- Task details -
Tally up the lines carrying the string "консультацию" and respond with only the resulting number.

== Data for this exercise ==

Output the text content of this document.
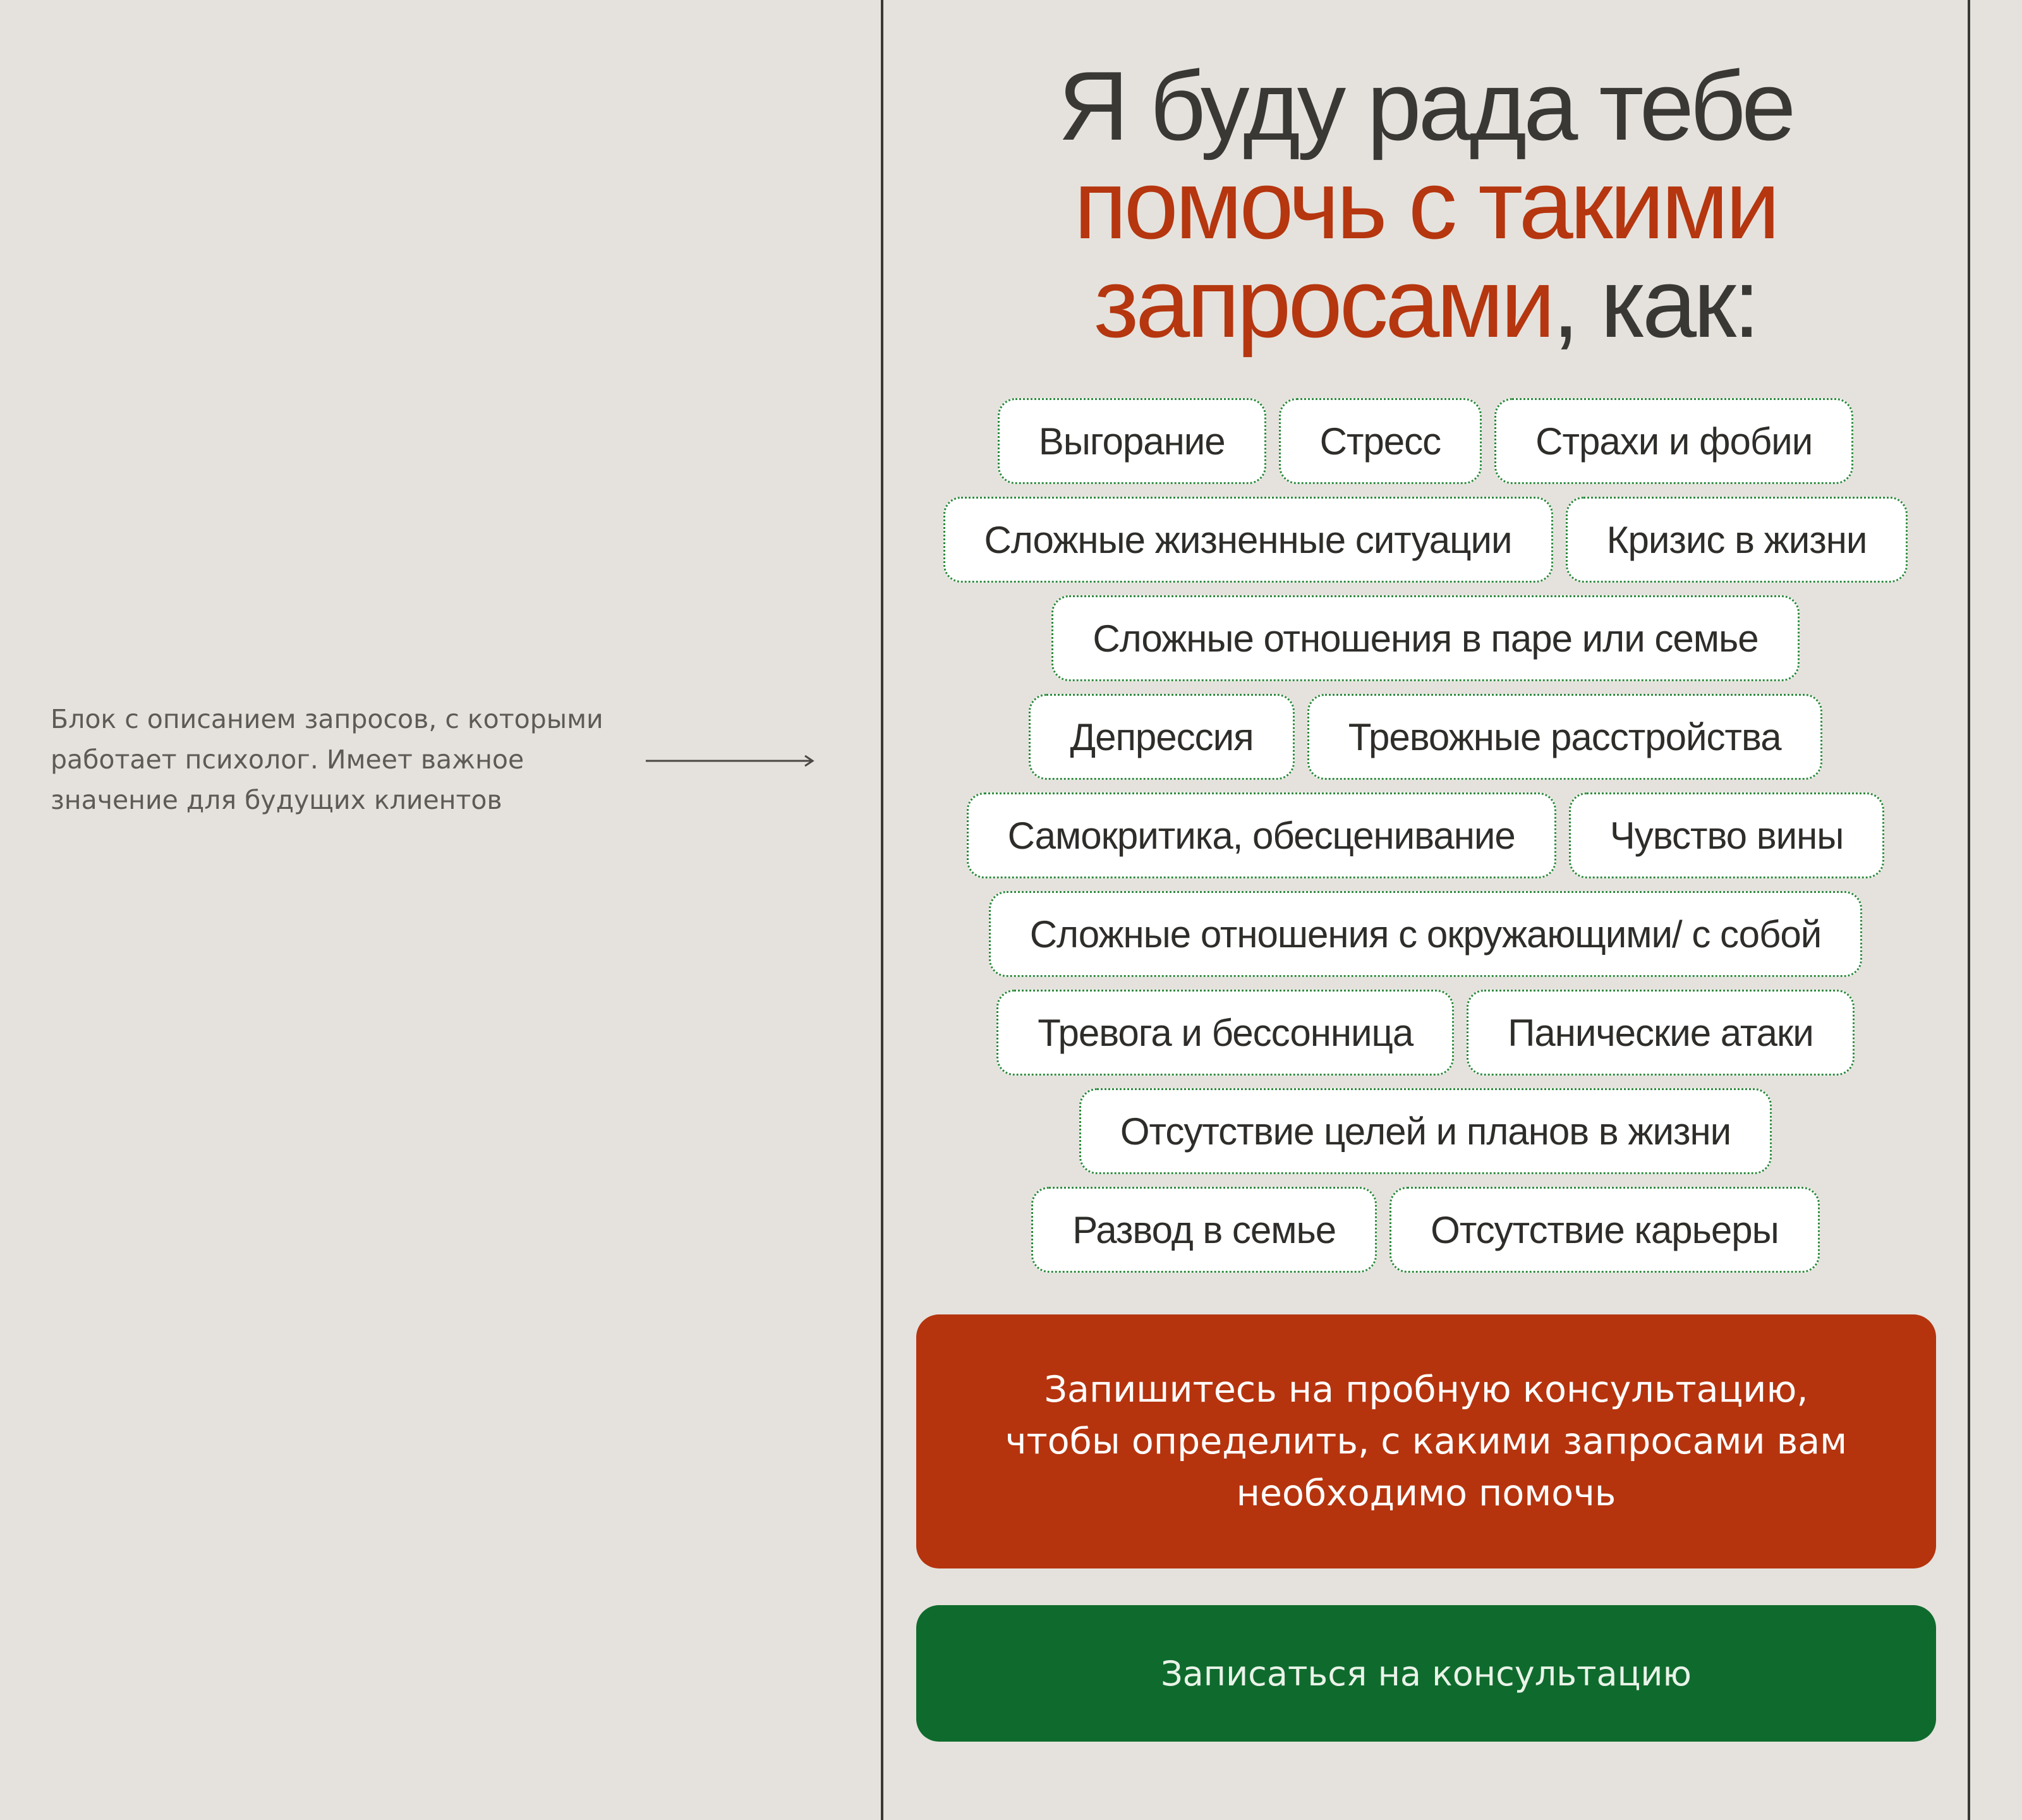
Блок с описанием запросов, с которыми
работает психолог. Имеет важное
значение для будущих клиентов
Я буду рада тебе
помочь с такими
запросами, как:
Выгорание	Стресс	Страхи и фобии
Сложные жизненные ситуации	Кризис в жизни
Сложные отношения в паре или семье
Депрессия	Тревожные расстройства
Самокритика, обесценивание	Чувство вины
Сложные отношения с окружающими/ с собой
Тревога и бессонница	Панические атаки
Отсутствие целей и планов в жизни
Развод в семье	Отсутствие карьеры
Запишитесь на пробную консультацию,
чтобы определить, с какими запросами вам
необходимо помочь
Записаться на консультацию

===

- Written answer -
2